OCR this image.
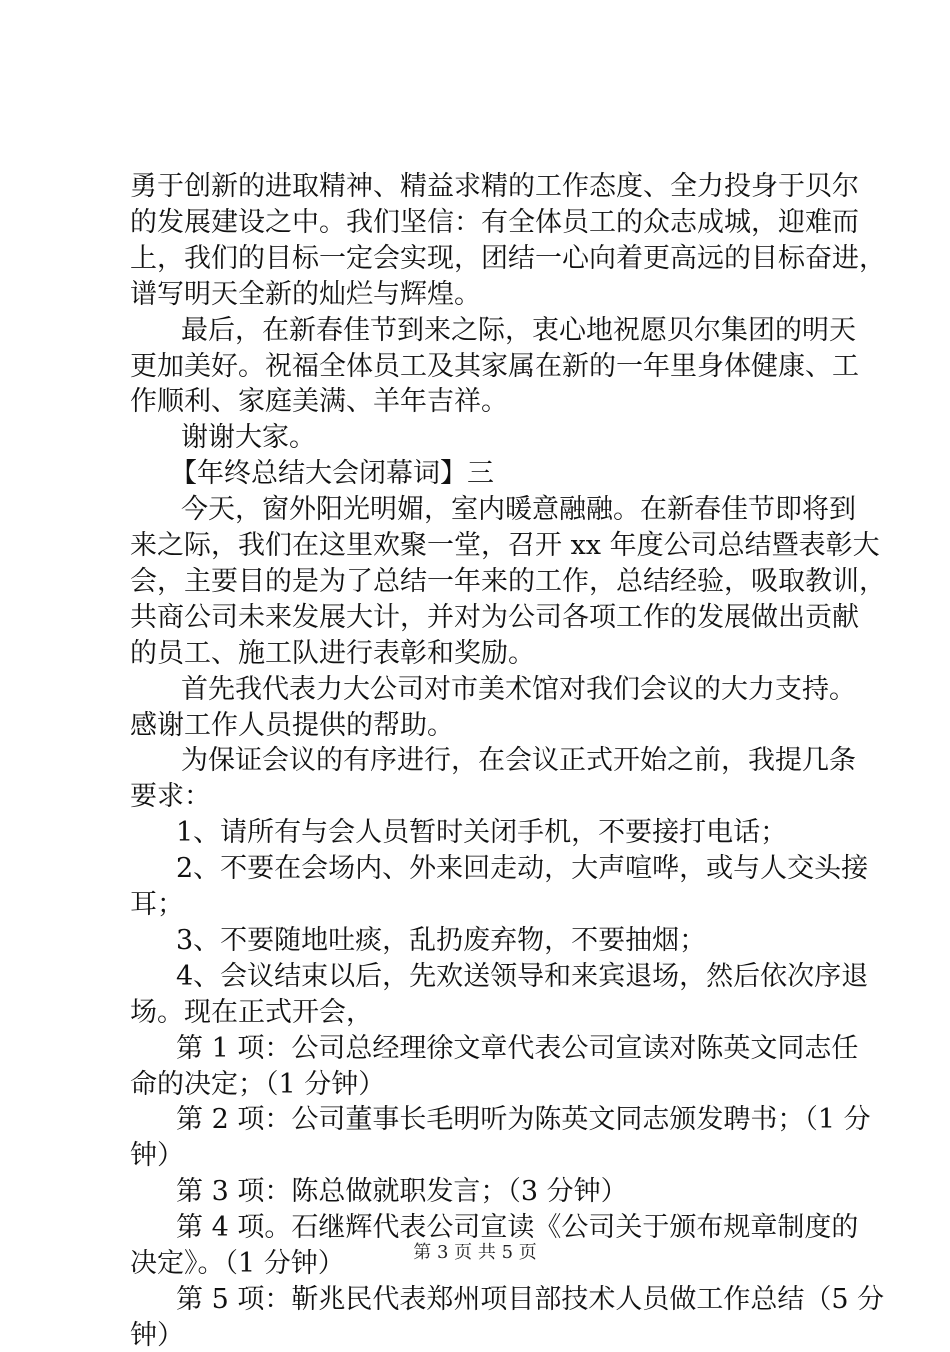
勇于创新的进取精神、精益求精的工作态度、全力投身于贝尔
的发展建设之中。我们坚信：有全体员工的众志成城，迎难而
上，我们的目标一定会实现，团结一心向着更高远的目标奋进，
谱写明天全新的灿烂与辉煌。
最后，在新春佳节到来之际，衷心地祝愿贝尔集团的明天
更加美好。祝福全体员工及其家属在新的一年里身体健康、工
作顺利、家庭美满、羊年吉祥。
谢谢大家。
【年终总结大会闭幕词】三
今天，窗外阳光明媚，室内暖意融融。在新春佳节即将到
来之际，我们在这里欢聚一堂，召开 xx 年度公司总结暨表彰大
会，主要目的是为了总结一年来的工作，总结经验，吸取教训，
共商公司未来发展大计，并对为公司各项工作的发展做出贡献
的员工、施工队进行表彰和奖励。
首先我代表力大公司对市美术馆对我们会议的大力支持。
感谢工作人员提供的帮助。
为保证会议的有序进行，在会议正式开始之前，我提几条
要求：
1、请所有与会人员暂时关闭手机，不要接打电话；
2、不要在会场内、外来回走动，大声喧哗，或与人交头接
耳；
3、不要随地吐痰，乱扔废弃物，不要抽烟；
4、会议结束以后，先欢送领导和来宾退场，然后依次序退
场。现在正式开会，
第 1 项：公司总经理徐文章代表公司宣读对陈英文同志任
命的决定；（1 分钟）
第 2 项：公司董事长毛明听为陈英文同志颁发聘书；（1 分
钟）
第 3 项：陈总做就职发言；（3 分钟）
第 4 项。石继辉代表公司宣读《公司关于颁布规章制度的
决定》。（1 分钟）
第 5 项：靳兆民代表郑州项目部技术人员做工作总结（5 分
钟）
第 3 页 共 5 页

_Exercise goal:_
Set the data above down again exactly as given, with no pictures.

_Task result:_
OCR this image.
勇于创新的进取精神、精益求精的工作态度、全力投身于贝尔
的发展建设之中。我们坚信：有全体员工的众志成城，迎难而
上，我们的目标一定会实现，团结一心向着更高远的目标奋进，
谱写明天全新的灿烂与辉煌。
最后，在新春佳节到来之际，衷心地祝愿贝尔集团的明天
更加美好。祝福全体员工及其家属在新的一年里身体健康、工
作顺利、家庭美满、羊年吉祥。
谢谢大家。
【年终总结大会闭幕词】三
今天，窗外阳光明媚，室内暖意融融。在新春佳节即将到
来之际，我们在这里欢聚一堂，召开 xx 年度公司总结暨表彰大
会，主要目的是为了总结一年来的工作，总结经验，吸取教训，
共商公司未来发展大计，并对为公司各项工作的发展做出贡献
的员工、施工队进行表彰和奖励。
首先我代表力大公司对市美术馆对我们会议的大力支持。
感谢工作人员提供的帮助。
为保证会议的有序进行，在会议正式开始之前，我提几条
要求：
1、请所有与会人员暂时关闭手机，不要接打电话；
2、不要在会场内、外来回走动，大声喧哗，或与人交头接
耳；
3、不要随地吐痰，乱扔废弃物，不要抽烟；
4、会议结束以后，先欢送领导和来宾退场，然后依次序退
场。现在正式开会，
第 1 项：公司总经理徐文章代表公司宣读对陈英文同志任
命的决定；（1 分钟）
第 2 项：公司董事长毛明听为陈英文同志颁发聘书；（1 分
钟）
第 3 项：陈总做就职发言；（3 分钟）
第 4 项。石继辉代表公司宣读《公司关于颁布规章制度的
决定》。（1 分钟）
第 5 项：靳兆民代表郑州项目部技术人员做工作总结（5 分
钟）
第 3 页 共 5 页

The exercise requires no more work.